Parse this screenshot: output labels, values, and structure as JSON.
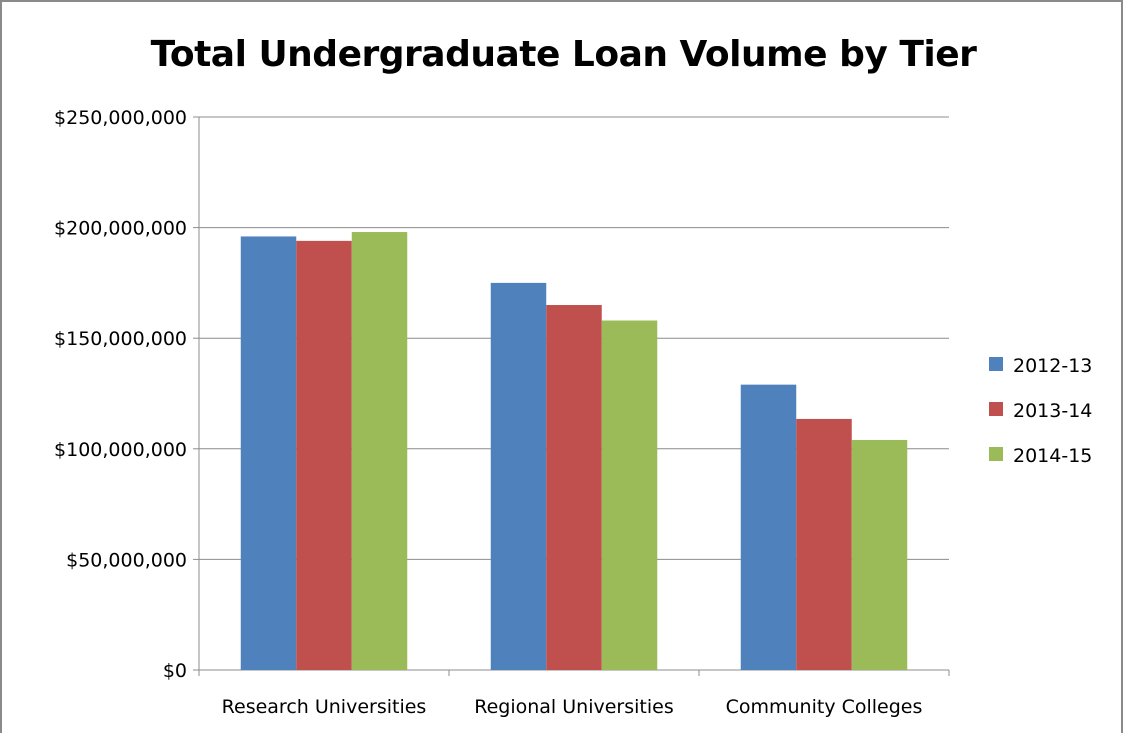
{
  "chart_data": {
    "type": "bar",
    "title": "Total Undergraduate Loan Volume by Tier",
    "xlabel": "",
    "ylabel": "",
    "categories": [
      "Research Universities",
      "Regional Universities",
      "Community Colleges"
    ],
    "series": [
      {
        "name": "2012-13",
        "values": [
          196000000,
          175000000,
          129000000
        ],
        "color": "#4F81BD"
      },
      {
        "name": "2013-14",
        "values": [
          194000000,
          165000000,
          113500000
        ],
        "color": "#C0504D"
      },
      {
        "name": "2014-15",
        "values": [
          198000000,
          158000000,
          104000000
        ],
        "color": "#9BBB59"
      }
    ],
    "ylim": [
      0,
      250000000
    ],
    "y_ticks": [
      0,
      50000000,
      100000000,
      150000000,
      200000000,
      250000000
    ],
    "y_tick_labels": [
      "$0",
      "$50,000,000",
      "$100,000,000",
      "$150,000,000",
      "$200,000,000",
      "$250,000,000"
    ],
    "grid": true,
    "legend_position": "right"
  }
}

### [Exercise task]
Repeat each entry precisely as it appears. Leave the pictures out.

### [Finished answer]
Parse this screenshot: output labels, values, and structure as JSON.
{
  "chart_data": {
    "type": "bar",
    "title": "Total Undergraduate Loan Volume by Tier",
    "xlabel": "",
    "ylabel": "",
    "categories": [
      "Research Universities",
      "Regional Universities",
      "Community Colleges"
    ],
    "series": [
      {
        "name": "2012-13",
        "values": [
          196000000,
          175000000,
          129000000
        ],
        "color": "#4F81BD"
      },
      {
        "name": "2013-14",
        "values": [
          194000000,
          165000000,
          113500000
        ],
        "color": "#C0504D"
      },
      {
        "name": "2014-15",
        "values": [
          198000000,
          158000000,
          104000000
        ],
        "color": "#9BBB59"
      }
    ],
    "ylim": [
      0,
      250000000
    ],
    "y_ticks": [
      0,
      50000000,
      100000000,
      150000000,
      200000000,
      250000000
    ],
    "y_tick_labels": [
      "$0",
      "$50,000,000",
      "$100,000,000",
      "$150,000,000",
      "$200,000,000",
      "$250,000,000"
    ],
    "grid": true,
    "legend_position": "right"
  }
}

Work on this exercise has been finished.